## GIVEN EXERCISE
Check every line below for the word "title" and copy each one that has it.

## DATASET EXCERPTS
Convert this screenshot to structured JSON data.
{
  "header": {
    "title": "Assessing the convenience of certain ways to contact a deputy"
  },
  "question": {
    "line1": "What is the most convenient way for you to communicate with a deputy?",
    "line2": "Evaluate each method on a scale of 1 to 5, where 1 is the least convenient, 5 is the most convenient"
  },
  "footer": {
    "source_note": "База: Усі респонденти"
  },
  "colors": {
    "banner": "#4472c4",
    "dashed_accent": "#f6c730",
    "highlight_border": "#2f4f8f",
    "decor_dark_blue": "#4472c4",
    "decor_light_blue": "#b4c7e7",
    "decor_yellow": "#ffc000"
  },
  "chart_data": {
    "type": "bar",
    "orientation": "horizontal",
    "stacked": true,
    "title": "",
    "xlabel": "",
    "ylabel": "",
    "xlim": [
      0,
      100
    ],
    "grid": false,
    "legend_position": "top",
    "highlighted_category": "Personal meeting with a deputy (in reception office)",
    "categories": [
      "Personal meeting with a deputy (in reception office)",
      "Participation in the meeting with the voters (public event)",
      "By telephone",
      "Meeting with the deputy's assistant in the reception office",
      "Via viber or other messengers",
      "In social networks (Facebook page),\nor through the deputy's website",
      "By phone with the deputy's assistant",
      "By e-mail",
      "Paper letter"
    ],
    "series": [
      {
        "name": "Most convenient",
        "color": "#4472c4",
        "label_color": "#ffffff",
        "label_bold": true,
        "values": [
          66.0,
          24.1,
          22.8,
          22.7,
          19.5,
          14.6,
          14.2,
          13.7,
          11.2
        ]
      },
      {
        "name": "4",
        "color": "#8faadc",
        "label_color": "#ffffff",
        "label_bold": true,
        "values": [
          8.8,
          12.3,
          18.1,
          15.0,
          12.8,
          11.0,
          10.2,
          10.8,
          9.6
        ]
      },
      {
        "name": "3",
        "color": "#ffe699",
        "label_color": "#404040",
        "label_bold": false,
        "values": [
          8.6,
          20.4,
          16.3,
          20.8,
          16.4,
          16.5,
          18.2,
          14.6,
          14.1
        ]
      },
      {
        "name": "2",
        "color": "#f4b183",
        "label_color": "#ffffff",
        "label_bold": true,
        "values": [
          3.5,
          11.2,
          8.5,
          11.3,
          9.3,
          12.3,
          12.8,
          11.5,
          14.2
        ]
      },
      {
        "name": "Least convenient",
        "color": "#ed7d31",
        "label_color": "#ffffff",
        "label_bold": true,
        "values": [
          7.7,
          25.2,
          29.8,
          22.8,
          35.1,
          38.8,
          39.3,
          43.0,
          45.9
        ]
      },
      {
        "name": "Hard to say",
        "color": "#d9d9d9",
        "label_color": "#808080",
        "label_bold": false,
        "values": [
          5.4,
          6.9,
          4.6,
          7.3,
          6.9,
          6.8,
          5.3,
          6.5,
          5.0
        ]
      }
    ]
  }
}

## COMPLETE OUTPUT
    "title": "Assessing the convenience of certain ways to contact a deputy"
    "title": "",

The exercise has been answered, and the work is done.